Required work: Please report every line from the material that contains the word "Bootcamp".
[start Provided information]
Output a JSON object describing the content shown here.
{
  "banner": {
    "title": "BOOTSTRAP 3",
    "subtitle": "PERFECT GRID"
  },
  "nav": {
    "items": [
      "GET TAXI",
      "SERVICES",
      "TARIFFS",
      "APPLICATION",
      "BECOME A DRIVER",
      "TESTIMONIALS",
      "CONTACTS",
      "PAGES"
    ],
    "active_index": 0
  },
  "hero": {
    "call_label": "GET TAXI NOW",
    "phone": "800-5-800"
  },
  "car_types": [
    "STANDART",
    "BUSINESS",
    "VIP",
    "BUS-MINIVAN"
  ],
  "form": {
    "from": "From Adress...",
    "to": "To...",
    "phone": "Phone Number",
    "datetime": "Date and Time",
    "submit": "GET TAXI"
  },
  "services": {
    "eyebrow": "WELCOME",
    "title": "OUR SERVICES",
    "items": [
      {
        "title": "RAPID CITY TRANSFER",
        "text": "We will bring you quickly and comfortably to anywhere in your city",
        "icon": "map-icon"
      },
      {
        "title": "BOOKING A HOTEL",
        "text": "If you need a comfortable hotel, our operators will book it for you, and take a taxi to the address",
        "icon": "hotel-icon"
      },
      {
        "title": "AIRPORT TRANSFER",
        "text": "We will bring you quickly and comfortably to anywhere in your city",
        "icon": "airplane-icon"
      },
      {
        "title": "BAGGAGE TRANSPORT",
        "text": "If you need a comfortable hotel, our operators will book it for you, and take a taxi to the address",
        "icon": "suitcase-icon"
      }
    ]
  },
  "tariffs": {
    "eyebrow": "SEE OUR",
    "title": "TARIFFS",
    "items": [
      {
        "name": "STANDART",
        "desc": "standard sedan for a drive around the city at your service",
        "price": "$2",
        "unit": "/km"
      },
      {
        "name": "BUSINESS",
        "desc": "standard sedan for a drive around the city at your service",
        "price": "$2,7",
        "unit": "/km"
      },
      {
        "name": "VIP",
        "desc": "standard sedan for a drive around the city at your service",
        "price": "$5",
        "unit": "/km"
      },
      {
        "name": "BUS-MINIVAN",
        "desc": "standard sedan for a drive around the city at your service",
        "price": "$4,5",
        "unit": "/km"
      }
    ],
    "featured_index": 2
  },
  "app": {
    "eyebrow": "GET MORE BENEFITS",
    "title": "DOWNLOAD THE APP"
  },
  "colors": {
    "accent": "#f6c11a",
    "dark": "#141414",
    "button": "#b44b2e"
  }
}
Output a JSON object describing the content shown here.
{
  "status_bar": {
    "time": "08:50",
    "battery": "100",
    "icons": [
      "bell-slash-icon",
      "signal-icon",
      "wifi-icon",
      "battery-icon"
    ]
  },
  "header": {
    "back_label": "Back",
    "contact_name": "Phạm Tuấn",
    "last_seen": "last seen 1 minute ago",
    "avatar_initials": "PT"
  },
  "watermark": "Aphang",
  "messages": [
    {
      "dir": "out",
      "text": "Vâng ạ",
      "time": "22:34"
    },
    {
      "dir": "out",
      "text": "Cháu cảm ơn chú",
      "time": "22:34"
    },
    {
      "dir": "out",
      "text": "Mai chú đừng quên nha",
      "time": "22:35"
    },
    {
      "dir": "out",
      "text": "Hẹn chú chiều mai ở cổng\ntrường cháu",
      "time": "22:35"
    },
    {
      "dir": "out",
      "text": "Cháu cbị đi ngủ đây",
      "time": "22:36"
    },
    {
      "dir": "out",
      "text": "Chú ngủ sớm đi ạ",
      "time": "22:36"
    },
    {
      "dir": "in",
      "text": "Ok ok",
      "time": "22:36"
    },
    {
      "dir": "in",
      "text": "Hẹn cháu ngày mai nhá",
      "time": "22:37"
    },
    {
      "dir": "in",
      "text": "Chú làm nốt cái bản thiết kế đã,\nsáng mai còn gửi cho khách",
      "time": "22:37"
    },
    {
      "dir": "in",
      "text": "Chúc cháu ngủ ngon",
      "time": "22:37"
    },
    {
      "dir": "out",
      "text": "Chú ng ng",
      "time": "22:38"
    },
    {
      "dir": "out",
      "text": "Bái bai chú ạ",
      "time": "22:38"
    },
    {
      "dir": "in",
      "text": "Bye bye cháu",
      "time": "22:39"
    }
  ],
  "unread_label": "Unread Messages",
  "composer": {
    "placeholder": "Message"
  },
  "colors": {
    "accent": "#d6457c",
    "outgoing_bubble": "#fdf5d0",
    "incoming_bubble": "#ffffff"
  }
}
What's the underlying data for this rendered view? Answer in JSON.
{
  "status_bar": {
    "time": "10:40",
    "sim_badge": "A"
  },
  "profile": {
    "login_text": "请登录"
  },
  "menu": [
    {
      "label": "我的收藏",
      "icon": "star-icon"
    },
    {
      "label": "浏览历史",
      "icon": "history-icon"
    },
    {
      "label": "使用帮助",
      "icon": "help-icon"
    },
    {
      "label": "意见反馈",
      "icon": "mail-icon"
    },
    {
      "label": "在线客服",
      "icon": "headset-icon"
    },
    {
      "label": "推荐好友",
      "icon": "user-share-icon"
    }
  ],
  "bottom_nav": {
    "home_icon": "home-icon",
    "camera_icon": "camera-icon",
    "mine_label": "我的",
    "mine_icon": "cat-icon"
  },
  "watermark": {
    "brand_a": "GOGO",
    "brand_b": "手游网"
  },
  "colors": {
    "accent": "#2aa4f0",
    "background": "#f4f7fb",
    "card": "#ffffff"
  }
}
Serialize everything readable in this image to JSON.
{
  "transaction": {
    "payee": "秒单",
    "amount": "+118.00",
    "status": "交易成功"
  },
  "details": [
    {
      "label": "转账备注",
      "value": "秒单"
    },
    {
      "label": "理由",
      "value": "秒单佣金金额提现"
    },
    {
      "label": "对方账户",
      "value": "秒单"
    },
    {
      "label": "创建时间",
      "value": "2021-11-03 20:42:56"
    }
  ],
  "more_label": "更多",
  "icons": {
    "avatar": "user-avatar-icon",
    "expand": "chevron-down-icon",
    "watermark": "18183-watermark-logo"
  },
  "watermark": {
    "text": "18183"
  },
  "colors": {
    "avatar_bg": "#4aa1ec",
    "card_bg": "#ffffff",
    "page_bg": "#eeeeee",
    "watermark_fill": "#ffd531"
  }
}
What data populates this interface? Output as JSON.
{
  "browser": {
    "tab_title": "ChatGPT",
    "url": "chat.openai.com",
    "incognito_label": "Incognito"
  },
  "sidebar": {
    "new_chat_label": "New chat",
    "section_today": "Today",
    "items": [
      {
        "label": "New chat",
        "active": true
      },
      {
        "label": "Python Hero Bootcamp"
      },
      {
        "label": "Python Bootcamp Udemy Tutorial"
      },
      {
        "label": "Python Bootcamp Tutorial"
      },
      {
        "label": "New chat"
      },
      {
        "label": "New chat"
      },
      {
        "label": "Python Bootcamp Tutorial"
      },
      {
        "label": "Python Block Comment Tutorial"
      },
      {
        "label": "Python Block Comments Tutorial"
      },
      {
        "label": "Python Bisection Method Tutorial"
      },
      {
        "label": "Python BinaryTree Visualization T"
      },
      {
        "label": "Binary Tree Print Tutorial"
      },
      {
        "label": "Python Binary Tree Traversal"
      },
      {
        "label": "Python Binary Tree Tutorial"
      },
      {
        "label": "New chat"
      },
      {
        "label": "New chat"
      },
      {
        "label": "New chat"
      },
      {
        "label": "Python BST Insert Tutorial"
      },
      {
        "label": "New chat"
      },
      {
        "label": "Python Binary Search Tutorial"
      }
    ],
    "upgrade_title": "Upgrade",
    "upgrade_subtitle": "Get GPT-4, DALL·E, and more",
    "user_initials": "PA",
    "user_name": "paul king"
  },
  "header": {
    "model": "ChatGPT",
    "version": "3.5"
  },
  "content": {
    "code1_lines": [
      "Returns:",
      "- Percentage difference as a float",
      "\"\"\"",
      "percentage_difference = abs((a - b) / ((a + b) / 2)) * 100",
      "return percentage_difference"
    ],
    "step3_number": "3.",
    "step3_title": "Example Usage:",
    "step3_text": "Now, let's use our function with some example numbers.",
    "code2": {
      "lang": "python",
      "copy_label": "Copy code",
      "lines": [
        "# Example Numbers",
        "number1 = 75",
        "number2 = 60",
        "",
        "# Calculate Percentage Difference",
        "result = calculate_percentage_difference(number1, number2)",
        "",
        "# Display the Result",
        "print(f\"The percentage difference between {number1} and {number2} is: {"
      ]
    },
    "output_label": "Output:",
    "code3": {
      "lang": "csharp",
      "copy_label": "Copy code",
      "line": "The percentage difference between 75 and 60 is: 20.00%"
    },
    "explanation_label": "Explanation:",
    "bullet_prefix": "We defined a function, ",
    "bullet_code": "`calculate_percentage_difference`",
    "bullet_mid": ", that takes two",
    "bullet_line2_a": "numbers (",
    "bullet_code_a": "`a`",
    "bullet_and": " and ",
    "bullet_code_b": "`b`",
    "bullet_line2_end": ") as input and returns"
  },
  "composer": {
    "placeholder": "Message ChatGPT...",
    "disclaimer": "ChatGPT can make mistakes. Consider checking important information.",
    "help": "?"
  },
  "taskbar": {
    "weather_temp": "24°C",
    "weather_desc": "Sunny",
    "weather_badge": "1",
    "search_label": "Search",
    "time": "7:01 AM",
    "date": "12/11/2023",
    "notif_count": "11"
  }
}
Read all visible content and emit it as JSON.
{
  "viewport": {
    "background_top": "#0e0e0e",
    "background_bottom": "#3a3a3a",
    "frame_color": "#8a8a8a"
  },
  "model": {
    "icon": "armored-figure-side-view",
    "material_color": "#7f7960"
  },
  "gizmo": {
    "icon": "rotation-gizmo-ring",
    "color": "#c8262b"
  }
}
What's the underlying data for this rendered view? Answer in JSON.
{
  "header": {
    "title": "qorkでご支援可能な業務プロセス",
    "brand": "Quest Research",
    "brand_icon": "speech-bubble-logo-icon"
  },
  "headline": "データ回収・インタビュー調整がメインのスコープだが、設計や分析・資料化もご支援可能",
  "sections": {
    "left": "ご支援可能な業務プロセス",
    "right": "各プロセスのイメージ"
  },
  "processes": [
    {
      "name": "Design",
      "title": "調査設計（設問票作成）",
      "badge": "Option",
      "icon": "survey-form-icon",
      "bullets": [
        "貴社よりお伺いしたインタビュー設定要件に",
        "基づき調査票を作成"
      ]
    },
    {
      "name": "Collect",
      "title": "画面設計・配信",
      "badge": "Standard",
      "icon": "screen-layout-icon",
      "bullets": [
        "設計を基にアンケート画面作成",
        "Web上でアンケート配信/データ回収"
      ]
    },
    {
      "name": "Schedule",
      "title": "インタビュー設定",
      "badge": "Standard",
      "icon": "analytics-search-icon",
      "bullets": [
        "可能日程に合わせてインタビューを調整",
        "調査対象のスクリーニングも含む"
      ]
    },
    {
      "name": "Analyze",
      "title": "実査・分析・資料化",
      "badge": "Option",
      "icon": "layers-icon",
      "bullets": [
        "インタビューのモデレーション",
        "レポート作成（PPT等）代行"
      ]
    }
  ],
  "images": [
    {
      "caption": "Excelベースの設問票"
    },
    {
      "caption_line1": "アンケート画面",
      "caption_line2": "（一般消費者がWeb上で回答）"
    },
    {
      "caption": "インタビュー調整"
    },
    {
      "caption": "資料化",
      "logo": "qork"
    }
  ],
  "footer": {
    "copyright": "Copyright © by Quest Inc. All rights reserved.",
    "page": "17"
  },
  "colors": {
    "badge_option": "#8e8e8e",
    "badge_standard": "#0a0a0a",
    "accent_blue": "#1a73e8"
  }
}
[end Provided information]
Full response:
        "label": "Python Hero Bootcamp"
        "label": "Python Bootcamp Udemy Tutorial"
        "label": "Python Bootcamp Tutorial"
        "label": "Python Bootcamp Tutorial"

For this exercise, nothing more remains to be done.